JOB
Keep only the lines of the records that contain the string "icon", and copy each of them unchanged.

[Spatial layout data]
↓
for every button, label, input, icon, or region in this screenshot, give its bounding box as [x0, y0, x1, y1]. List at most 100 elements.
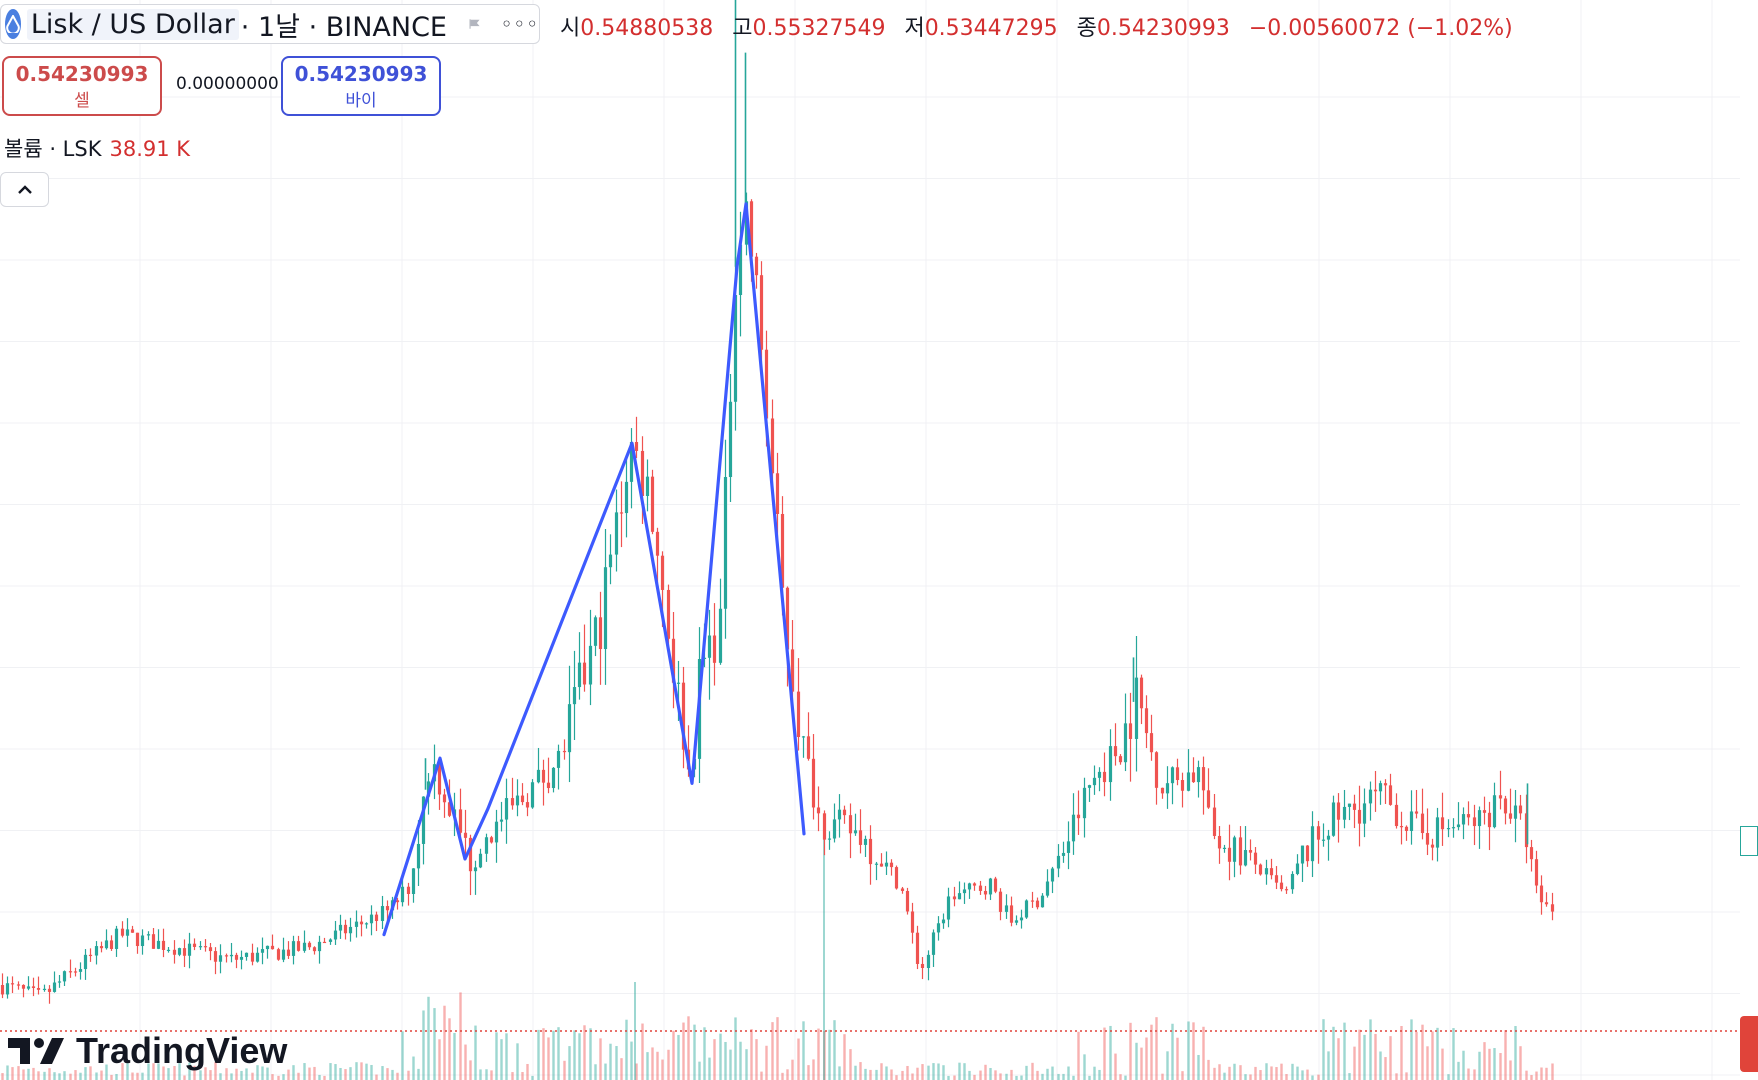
- candle-body: [1061, 852, 1066, 856]
- volume-bar: [401, 1031, 404, 1080]
- volume-bar: [1187, 1021, 1190, 1080]
- volume-bar: [1109, 1025, 1112, 1080]
- candle-body: [416, 843, 421, 869]
- candle-body: [1191, 772, 1196, 783]
- volume-bar: [989, 1067, 992, 1080]
- trend-drawing-line[interactable]: [382, 202, 806, 937]
- candle-body: [21, 984, 26, 989]
- candle-body: [764, 349, 769, 419]
- volume-bar: [817, 1028, 820, 1080]
- candle-body: [270, 945, 275, 950]
- candle-body: [676, 682, 681, 684]
- volume-bar: [1348, 1073, 1351, 1080]
- volume-bar: [953, 1075, 956, 1080]
- candle-body: [276, 949, 281, 960]
- candle-body: [1175, 767, 1180, 781]
- more-options-icon[interactable]: ◦◦◦: [500, 12, 539, 36]
- volume-bar: [474, 1025, 477, 1080]
- candle-body: [1180, 780, 1185, 791]
- volume-bar: [563, 1060, 566, 1080]
- volume-bar: [1192, 1022, 1195, 1080]
- candle-body: [1316, 826, 1321, 840]
- volume-bar: [921, 1064, 924, 1080]
- volume-bar: [1072, 1075, 1075, 1080]
- buy-button[interactable]: 0.54230993 바이: [281, 56, 441, 116]
- low-value: 0.53447295: [924, 16, 1058, 41]
- candle-body: [536, 769, 541, 783]
- candle-body: [88, 954, 93, 957]
- candle-body: [442, 794, 447, 803]
- candle-body: [265, 945, 270, 950]
- ohlc-legend: 시0.54880538 고0.55327549 저0.53447295 종0.5…: [560, 10, 1513, 42]
- volume-value: 38.91 K: [109, 137, 191, 161]
- volume-bar: [875, 1069, 878, 1080]
- volume-bar: [188, 1062, 191, 1080]
- candle-body: [1539, 885, 1544, 903]
- candle-body: [1279, 882, 1284, 890]
- volume-bar: [994, 1070, 997, 1080]
- volume-bar: [1114, 1053, 1117, 1080]
- volume-bar: [797, 1038, 800, 1080]
- volume-bar: [1254, 1066, 1257, 1080]
- flag-icon[interactable]: [469, 14, 481, 34]
- candle-body: [889, 862, 894, 868]
- symbol-name[interactable]: Lisk / US Dollar: [26, 8, 239, 40]
- volume-bar: [1171, 1023, 1174, 1080]
- candle-body: [1378, 783, 1383, 792]
- candle-body: [1149, 733, 1154, 753]
- candle-body: [598, 617, 603, 650]
- volume-bar: [1519, 1046, 1522, 1080]
- volume-bar: [927, 1065, 930, 1080]
- candle-body: [738, 244, 743, 296]
- candle-body: [614, 512, 619, 555]
- candle-body: [1336, 802, 1341, 820]
- tradingview-logo[interactable]: TradingView: [8, 1030, 287, 1072]
- volume-bar: [438, 1039, 441, 1080]
- volume-bar: [828, 1029, 831, 1080]
- candle-body: [978, 885, 983, 891]
- volume-bar: [1405, 1072, 1408, 1080]
- candle-body: [1300, 845, 1305, 864]
- symbol-header[interactable]: Lisk / US Dollar · 1날 · BINANCE ◦◦◦: [0, 4, 540, 44]
- candle-body: [57, 981, 62, 983]
- volume-bar: [760, 1071, 763, 1080]
- candle-body: [588, 645, 593, 685]
- volume-bar: [604, 1063, 607, 1080]
- candle-body: [915, 932, 920, 964]
- candle-body: [723, 477, 728, 609]
- volume-bar: [547, 1037, 550, 1080]
- sell-button[interactable]: 0.54230993 셀: [2, 56, 162, 116]
- candle-body: [1212, 807, 1217, 836]
- volume-bar: [479, 1069, 482, 1080]
- volume-bar: [1493, 1048, 1496, 1080]
- candle-body: [1399, 826, 1404, 828]
- candle-body: [166, 949, 171, 952]
- volume-bar: [906, 1065, 909, 1080]
- volume-legend[interactable]: 볼륨 · LSK 38.91 K: [4, 133, 190, 163]
- volume-bar: [682, 1022, 685, 1080]
- candle-body: [1524, 813, 1529, 848]
- volume-bar: [173, 1066, 176, 1080]
- candle-body: [1331, 802, 1336, 836]
- volume-bar: [355, 1062, 358, 1080]
- volume-bar: [1270, 1066, 1273, 1080]
- buy-label: 바이: [345, 90, 377, 111]
- candle-body: [775, 473, 780, 514]
- collapse-legend-button[interactable]: [0, 172, 49, 207]
- candle-body: [1243, 850, 1248, 866]
- volume-bar: [1005, 1073, 1008, 1080]
- volume-bar: [1306, 1069, 1309, 1080]
- candle-body: [99, 946, 104, 949]
- close-value: 0.54230993: [1096, 16, 1230, 41]
- volume-bars: [1, 818, 1554, 1080]
- last-price-flag: [1740, 1016, 1758, 1072]
- volume-bar: [1093, 1066, 1096, 1080]
- volume-bar: [542, 1028, 545, 1080]
- candle-body: [1321, 839, 1326, 841]
- volume-bar: [1421, 1024, 1424, 1080]
- symbol-meta[interactable]: · 1날 · BINANCE: [240, 11, 447, 43]
- volume-bar: [1098, 1069, 1101, 1080]
- volume-bar: [105, 1064, 108, 1080]
- volume-bar: [537, 1029, 540, 1080]
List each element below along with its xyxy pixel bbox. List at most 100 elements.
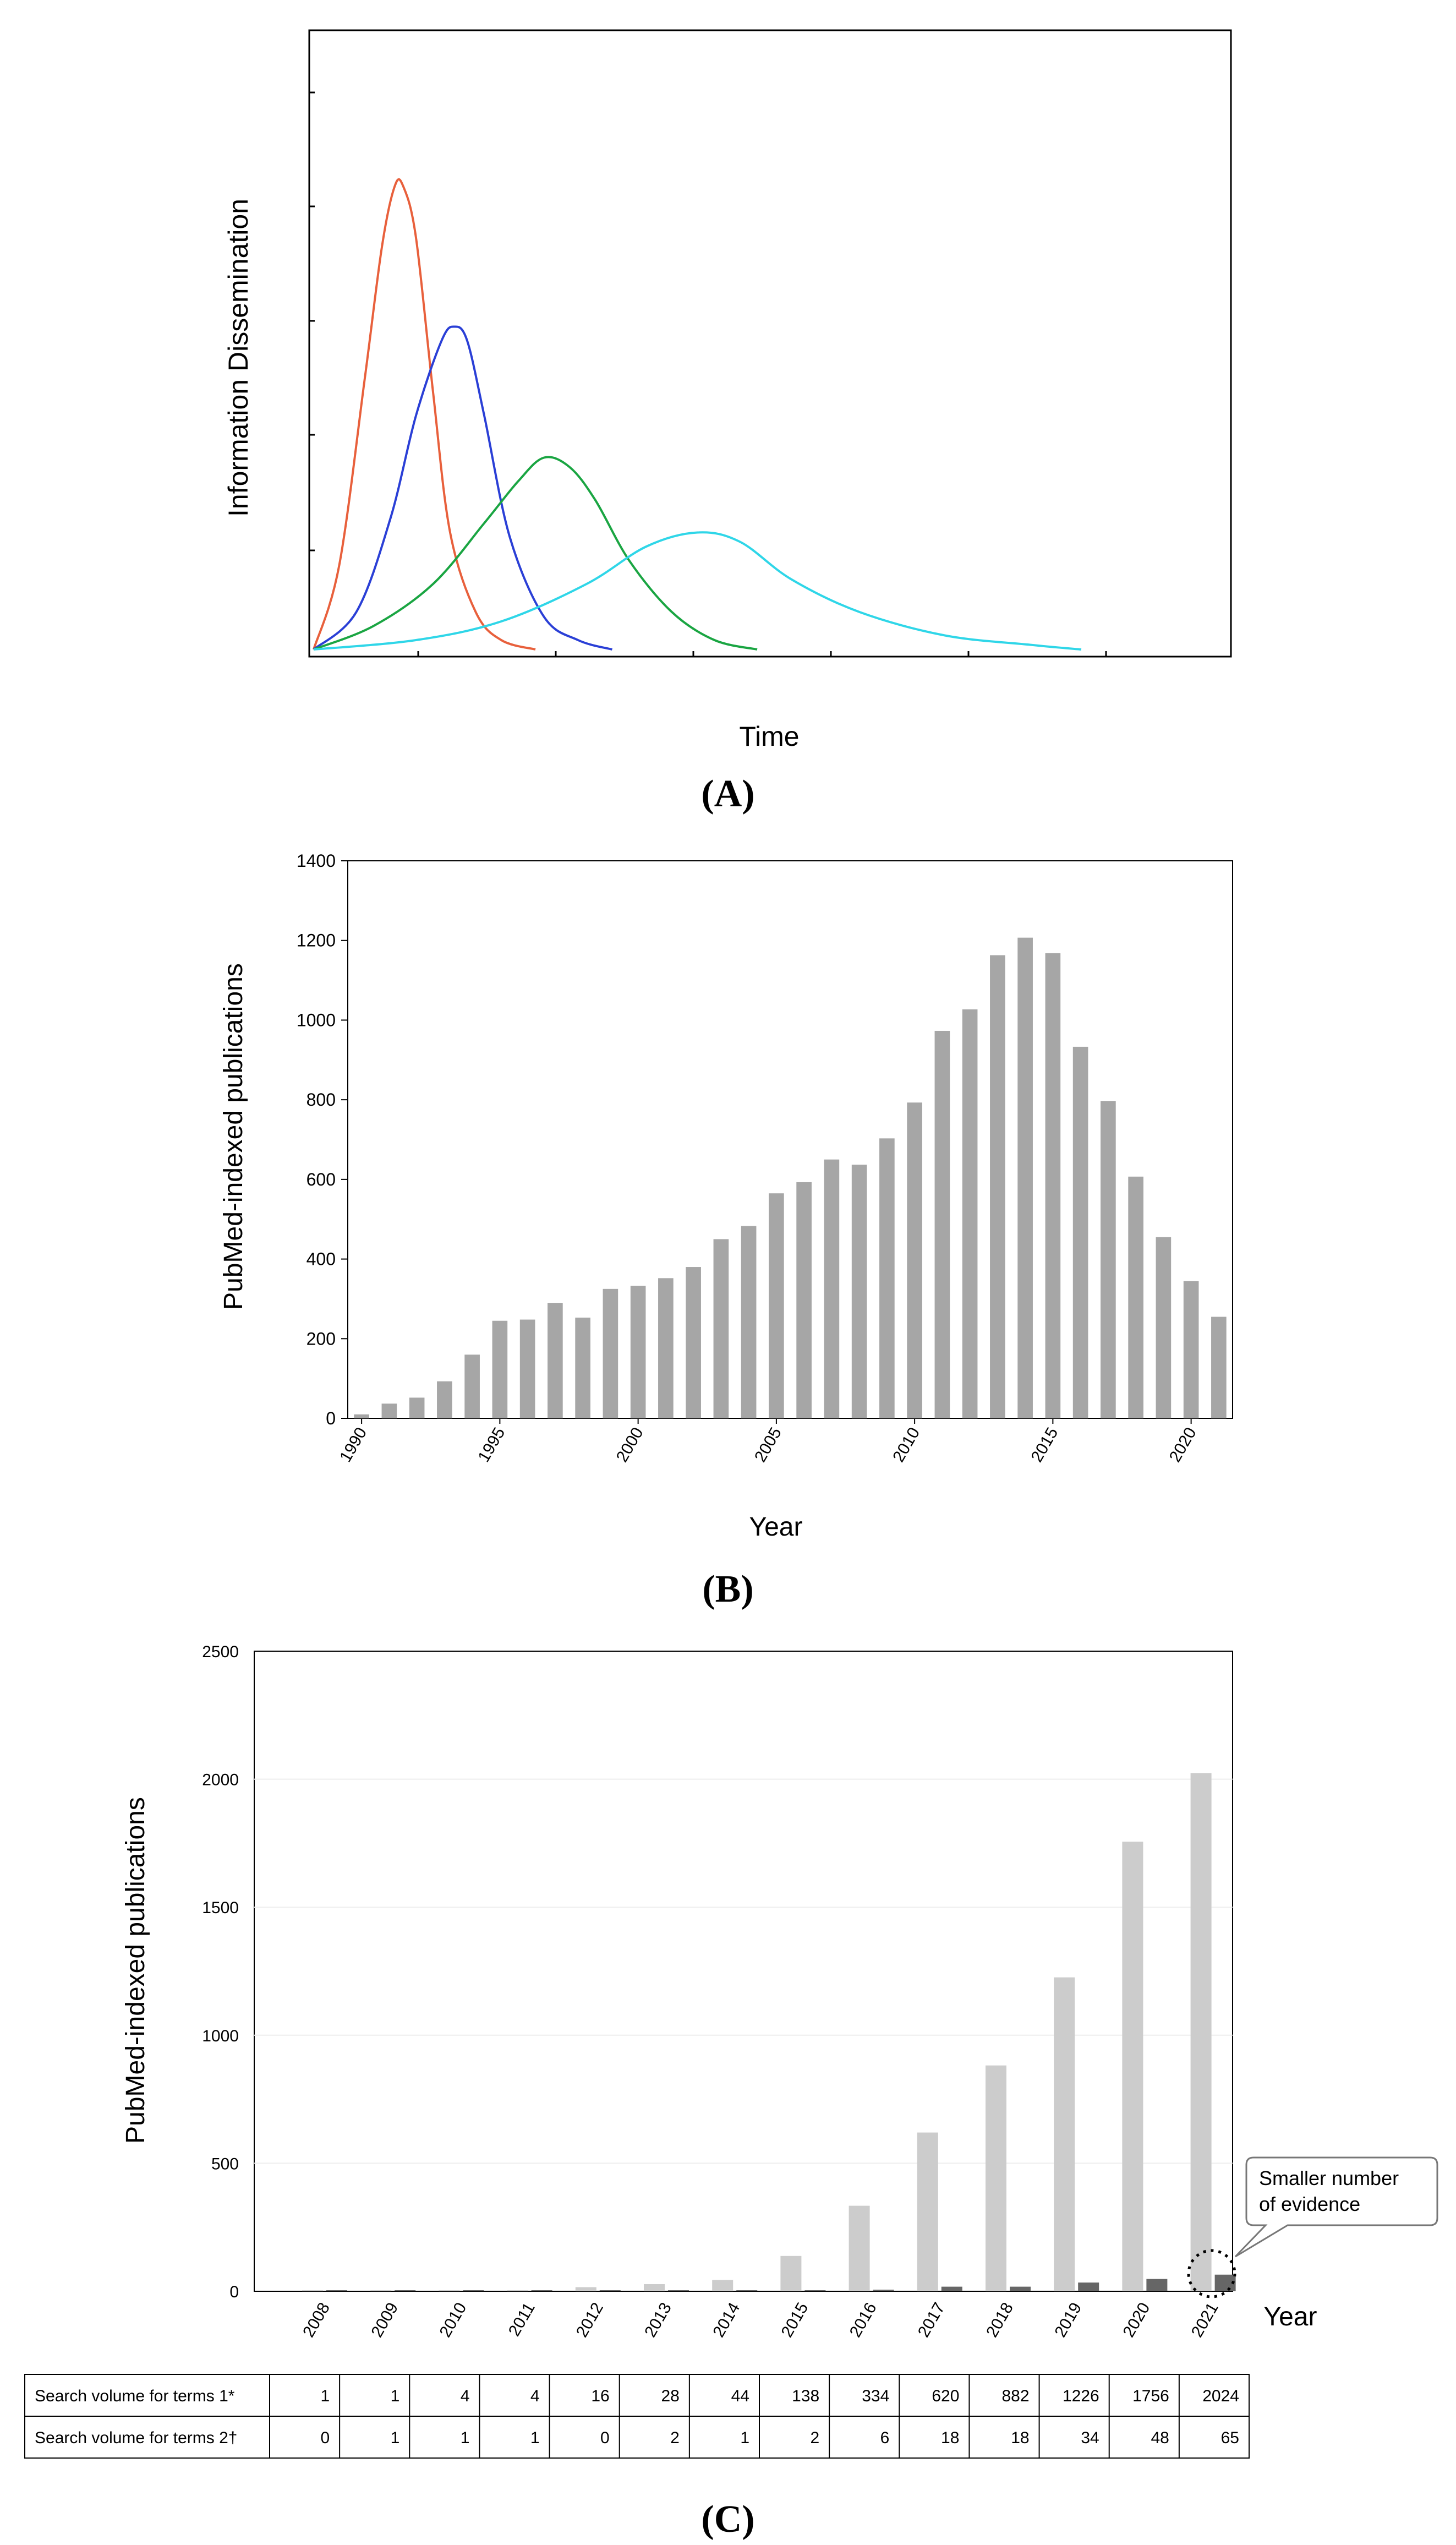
↑
THE ANSWER
for every button, label, input, icon, or region in this screenshot, give its bounding box as [x0, y0, x1, y1]. List at most 100 elements.
- more-options-icon[interactable]: ◦◦◦: [500, 12, 539, 36]
- flag-icon[interactable]: [469, 14, 481, 34]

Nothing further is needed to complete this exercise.